Record extracts:
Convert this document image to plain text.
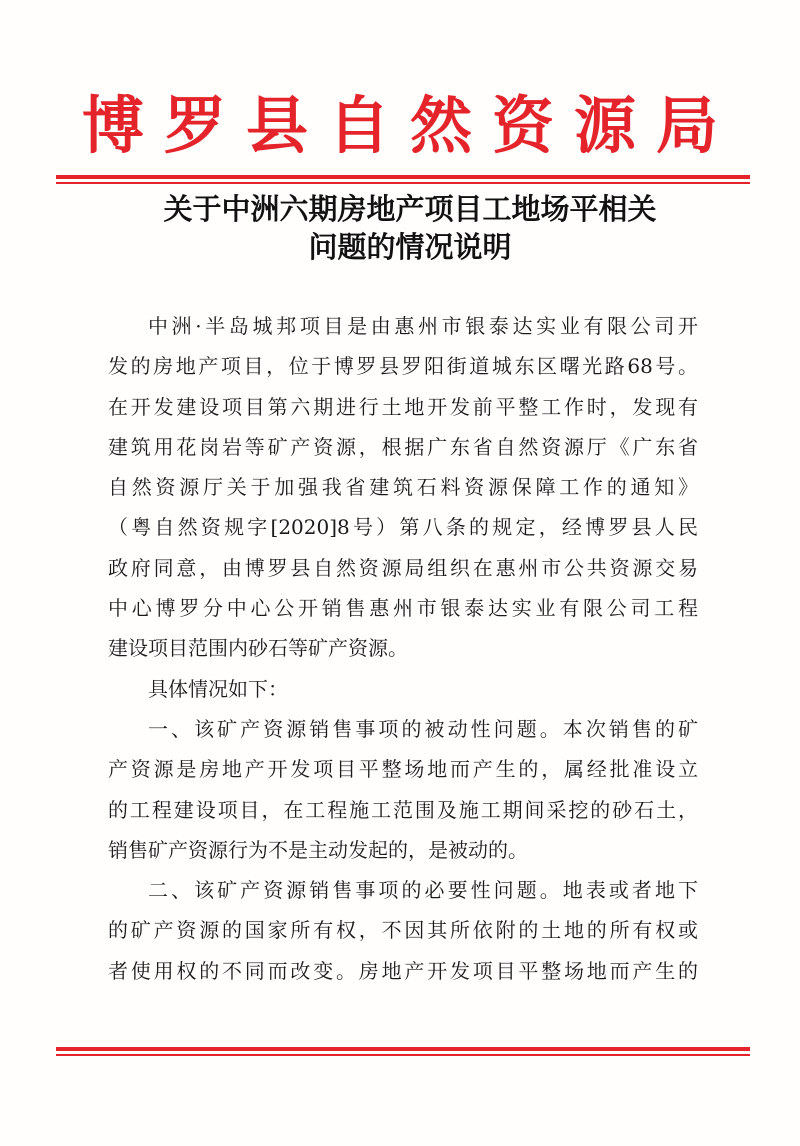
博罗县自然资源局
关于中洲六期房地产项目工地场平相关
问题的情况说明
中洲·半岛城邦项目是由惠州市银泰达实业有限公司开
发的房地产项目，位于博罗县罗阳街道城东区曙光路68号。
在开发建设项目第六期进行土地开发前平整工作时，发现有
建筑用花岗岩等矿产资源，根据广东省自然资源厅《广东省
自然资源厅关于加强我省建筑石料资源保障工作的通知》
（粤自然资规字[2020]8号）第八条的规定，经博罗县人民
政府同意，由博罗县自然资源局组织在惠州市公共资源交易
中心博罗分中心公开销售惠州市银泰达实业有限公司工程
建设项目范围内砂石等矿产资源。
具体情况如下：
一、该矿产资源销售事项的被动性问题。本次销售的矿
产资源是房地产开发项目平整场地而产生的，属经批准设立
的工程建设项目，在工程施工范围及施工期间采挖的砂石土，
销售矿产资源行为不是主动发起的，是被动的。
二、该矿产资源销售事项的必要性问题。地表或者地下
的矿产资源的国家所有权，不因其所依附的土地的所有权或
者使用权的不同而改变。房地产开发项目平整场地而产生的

Written problem: Return the entries unchanged, save for the pictures, which do not belong in the copy.

Exercise result:
Convert this document image to plain text.
博罗县自然资源局
关于中洲六期房地产项目工地场平相关
问题的情况说明
中洲·半岛城邦项目是由惠州市银泰达实业有限公司开
发的房地产项目，位于博罗县罗阳街道城东区曙光路68号。
在开发建设项目第六期进行土地开发前平整工作时，发现有
建筑用花岗岩等矿产资源，根据广东省自然资源厅《广东省
自然资源厅关于加强我省建筑石料资源保障工作的通知》
（粤自然资规字[2020]8号）第八条的规定，经博罗县人民
政府同意，由博罗县自然资源局组织在惠州市公共资源交易
中心博罗分中心公开销售惠州市银泰达实业有限公司工程
建设项目范围内砂石等矿产资源。
具体情况如下：
一、该矿产资源销售事项的被动性问题。本次销售的矿
产资源是房地产开发项目平整场地而产生的，属经批准设立
的工程建设项目，在工程施工范围及施工期间采挖的砂石土，
销售矿产资源行为不是主动发起的，是被动的。
二、该矿产资源销售事项的必要性问题。地表或者地下
的矿产资源的国家所有权，不因其所依附的土地的所有权或
者使用权的不同而改变。房地产开发项目平整场地而产生的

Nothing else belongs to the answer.